Quote every line of the records below word for word.

*SUPPLIED RECORDS*:
<<<<

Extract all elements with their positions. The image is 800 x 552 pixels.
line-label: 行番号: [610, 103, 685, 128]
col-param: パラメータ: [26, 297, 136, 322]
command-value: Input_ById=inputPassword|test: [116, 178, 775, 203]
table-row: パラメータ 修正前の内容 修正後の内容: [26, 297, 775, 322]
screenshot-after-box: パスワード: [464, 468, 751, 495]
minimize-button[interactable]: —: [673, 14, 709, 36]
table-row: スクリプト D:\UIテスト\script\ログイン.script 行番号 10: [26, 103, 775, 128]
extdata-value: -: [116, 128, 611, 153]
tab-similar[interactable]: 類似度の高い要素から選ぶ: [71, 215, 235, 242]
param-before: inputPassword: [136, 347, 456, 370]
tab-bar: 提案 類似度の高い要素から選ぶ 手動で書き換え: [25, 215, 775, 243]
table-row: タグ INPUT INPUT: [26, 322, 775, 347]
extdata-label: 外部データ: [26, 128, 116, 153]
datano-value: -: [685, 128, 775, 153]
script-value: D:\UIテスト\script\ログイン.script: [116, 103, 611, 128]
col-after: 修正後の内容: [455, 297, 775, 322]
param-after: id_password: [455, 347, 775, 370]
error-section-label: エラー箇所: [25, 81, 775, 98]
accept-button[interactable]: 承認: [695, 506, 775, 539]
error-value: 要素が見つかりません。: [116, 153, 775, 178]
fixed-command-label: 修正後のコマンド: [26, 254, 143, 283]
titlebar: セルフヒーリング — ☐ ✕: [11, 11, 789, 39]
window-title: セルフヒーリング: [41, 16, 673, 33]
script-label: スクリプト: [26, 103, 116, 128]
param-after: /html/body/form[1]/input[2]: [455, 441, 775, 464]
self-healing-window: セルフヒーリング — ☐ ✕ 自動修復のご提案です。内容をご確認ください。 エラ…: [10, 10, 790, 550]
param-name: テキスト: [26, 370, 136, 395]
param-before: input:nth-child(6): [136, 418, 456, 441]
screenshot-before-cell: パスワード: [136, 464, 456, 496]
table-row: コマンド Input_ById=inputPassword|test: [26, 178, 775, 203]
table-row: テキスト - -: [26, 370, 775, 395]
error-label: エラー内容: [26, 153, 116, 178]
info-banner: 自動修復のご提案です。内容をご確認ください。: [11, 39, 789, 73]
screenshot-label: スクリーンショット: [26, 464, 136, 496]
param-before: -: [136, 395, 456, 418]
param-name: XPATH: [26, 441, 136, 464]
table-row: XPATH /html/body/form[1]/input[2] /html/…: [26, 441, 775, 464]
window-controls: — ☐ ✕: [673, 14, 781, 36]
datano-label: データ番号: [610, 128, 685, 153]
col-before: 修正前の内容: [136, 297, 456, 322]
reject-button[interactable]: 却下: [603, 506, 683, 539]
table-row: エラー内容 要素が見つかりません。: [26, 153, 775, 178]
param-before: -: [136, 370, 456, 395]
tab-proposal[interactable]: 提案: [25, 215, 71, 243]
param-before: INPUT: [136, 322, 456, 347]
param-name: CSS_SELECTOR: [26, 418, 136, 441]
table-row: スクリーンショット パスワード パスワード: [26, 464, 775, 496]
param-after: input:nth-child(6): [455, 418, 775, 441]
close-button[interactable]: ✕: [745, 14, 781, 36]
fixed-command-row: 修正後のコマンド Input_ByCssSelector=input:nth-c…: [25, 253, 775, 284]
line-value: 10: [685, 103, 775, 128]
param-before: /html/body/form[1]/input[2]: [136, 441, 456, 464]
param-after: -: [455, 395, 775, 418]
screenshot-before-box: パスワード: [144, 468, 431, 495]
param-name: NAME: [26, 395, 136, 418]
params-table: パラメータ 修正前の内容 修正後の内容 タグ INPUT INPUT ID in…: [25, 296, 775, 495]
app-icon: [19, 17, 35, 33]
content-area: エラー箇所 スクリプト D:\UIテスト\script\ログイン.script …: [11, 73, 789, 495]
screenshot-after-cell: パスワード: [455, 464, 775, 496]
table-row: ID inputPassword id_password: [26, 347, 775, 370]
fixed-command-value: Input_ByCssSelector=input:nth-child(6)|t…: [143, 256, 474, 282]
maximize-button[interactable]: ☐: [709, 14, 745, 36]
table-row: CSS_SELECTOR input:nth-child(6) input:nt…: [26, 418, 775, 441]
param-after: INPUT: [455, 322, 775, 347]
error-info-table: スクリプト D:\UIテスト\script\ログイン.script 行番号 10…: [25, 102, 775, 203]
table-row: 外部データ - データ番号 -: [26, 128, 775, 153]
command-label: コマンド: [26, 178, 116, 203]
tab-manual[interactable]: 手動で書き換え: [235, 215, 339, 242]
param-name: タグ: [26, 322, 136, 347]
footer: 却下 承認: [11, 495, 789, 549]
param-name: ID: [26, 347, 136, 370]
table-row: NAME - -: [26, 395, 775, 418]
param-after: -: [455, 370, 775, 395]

>>>>

*CORRECT ANSWER*:
Extract all elements with their positions. The image is 800 x 552 pixels.
line-label: 行番号: [610, 103, 685, 128]
col-param: パラメータ: [26, 297, 136, 322]
command-value: Input_ById=inputPassword|test: [116, 178, 775, 203]
table-row: パラメータ 修正前の内容 修正後の内容: [26, 297, 775, 322]
screenshot-after-box: パスワード: [464, 468, 751, 495]
minimize-button[interactable]: —: [673, 14, 709, 36]
table-row: スクリプト D:\UIテスト\script\ログイン.script 行番号 10: [26, 103, 775, 128]
extdata-value: -: [116, 128, 611, 153]
tab-similar[interactable]: 類似度の高い要素から選ぶ: [71, 215, 235, 242]
param-before: inputPassword: [136, 347, 456, 370]
tab-bar: 提案 類似度の高い要素から選ぶ 手動で書き換え: [25, 215, 775, 243]
table-row: タグ INPUT INPUT: [26, 322, 775, 347]
extdata-label: 外部データ: [26, 128, 116, 153]
datano-value: -: [685, 128, 775, 153]
script-value: D:\UIテスト\script\ログイン.script: [116, 103, 611, 128]
col-after: 修正後の内容: [455, 297, 775, 322]
param-after: id_password: [455, 347, 775, 370]
error-section-label: エラー箇所: [25, 81, 775, 98]
accept-button[interactable]: 承認: [695, 506, 775, 539]
error-value: 要素が見つかりません。: [116, 153, 775, 178]
fixed-command-label: 修正後のコマンド: [26, 254, 143, 283]
titlebar: セルフヒーリング — ☐ ✕: [11, 11, 789, 39]
window-title: セルフヒーリング: [41, 16, 673, 33]
script-label: スクリプト: [26, 103, 116, 128]
param-after: /html/body/form[1]/input[2]: [455, 441, 775, 464]
self-healing-window: セルフヒーリング — ☐ ✕ 自動修復のご提案です。内容をご確認ください。 エラ…: [10, 10, 790, 550]
param-name: テキスト: [26, 370, 136, 395]
param-before: input:nth-child(6): [136, 418, 456, 441]
screenshot-before-cell: パスワード: [136, 464, 456, 496]
table-row: コマンド Input_ById=inputPassword|test: [26, 178, 775, 203]
table-row: テキスト - -: [26, 370, 775, 395]
error-label: エラー内容: [26, 153, 116, 178]
info-banner: 自動修復のご提案です。内容をご確認ください。: [11, 39, 789, 73]
screenshot-label: スクリーンショット: [26, 464, 136, 496]
param-before: -: [136, 395, 456, 418]
param-name: XPATH: [26, 441, 136, 464]
table-row: XPATH /html/body/form[1]/input[2] /html/…: [26, 441, 775, 464]
window-controls: — ☐ ✕: [673, 14, 781, 36]
datano-label: データ番号: [610, 128, 685, 153]
col-before: 修正前の内容: [136, 297, 456, 322]
reject-button[interactable]: 却下: [603, 506, 683, 539]
table-row: エラー内容 要素が見つかりません。: [26, 153, 775, 178]
param-before: -: [136, 370, 456, 395]
tab-proposal[interactable]: 提案: [25, 215, 71, 243]
param-before: INPUT: [136, 322, 456, 347]
param-name: CSS_SELECTOR: [26, 418, 136, 441]
table-row: スクリーンショット パスワード パスワード: [26, 464, 775, 496]
param-after: input:nth-child(6): [455, 418, 775, 441]
close-button[interactable]: ✕: [745, 14, 781, 36]
fixed-command-row: 修正後のコマンド Input_ByCssSelector=input:nth-c…: [25, 253, 775, 284]
line-value: 10: [685, 103, 775, 128]
param-before: /html/body/form[1]/input[2]: [136, 441, 456, 464]
param-after: -: [455, 395, 775, 418]
screenshot-before-box: パスワード: [144, 468, 431, 495]
param-name: NAME: [26, 395, 136, 418]
params-table: パラメータ 修正前の内容 修正後の内容 タグ INPUT INPUT ID in…: [25, 296, 775, 495]
app-icon: [19, 17, 35, 33]
content-area: エラー箇所 スクリプト D:\UIテスト\script\ログイン.script …: [11, 73, 789, 495]
screenshot-after-cell: パスワード: [455, 464, 775, 496]
table-row: ID inputPassword id_password: [26, 347, 775, 370]
fixed-command-value: Input_ByCssSelector=input:nth-child(6)|t…: [143, 256, 474, 282]
maximize-button[interactable]: ☐: [709, 14, 745, 36]
table-row: CSS_SELECTOR input:nth-child(6) input:nt…: [26, 418, 775, 441]
param-after: INPUT: [455, 322, 775, 347]
error-info-table: スクリプト D:\UIテスト\script\ログイン.script 行番号 10…: [25, 102, 775, 203]
table-row: 外部データ - データ番号 -: [26, 128, 775, 153]
command-label: コマンド: [26, 178, 116, 203]
tab-manual[interactable]: 手動で書き換え: [235, 215, 339, 242]
param-name: タグ: [26, 322, 136, 347]
footer: 却下 承認: [11, 495, 789, 549]
param-name: ID: [26, 347, 136, 370]
table-row: NAME - -: [26, 395, 775, 418]
param-after: -: [455, 370, 775, 395]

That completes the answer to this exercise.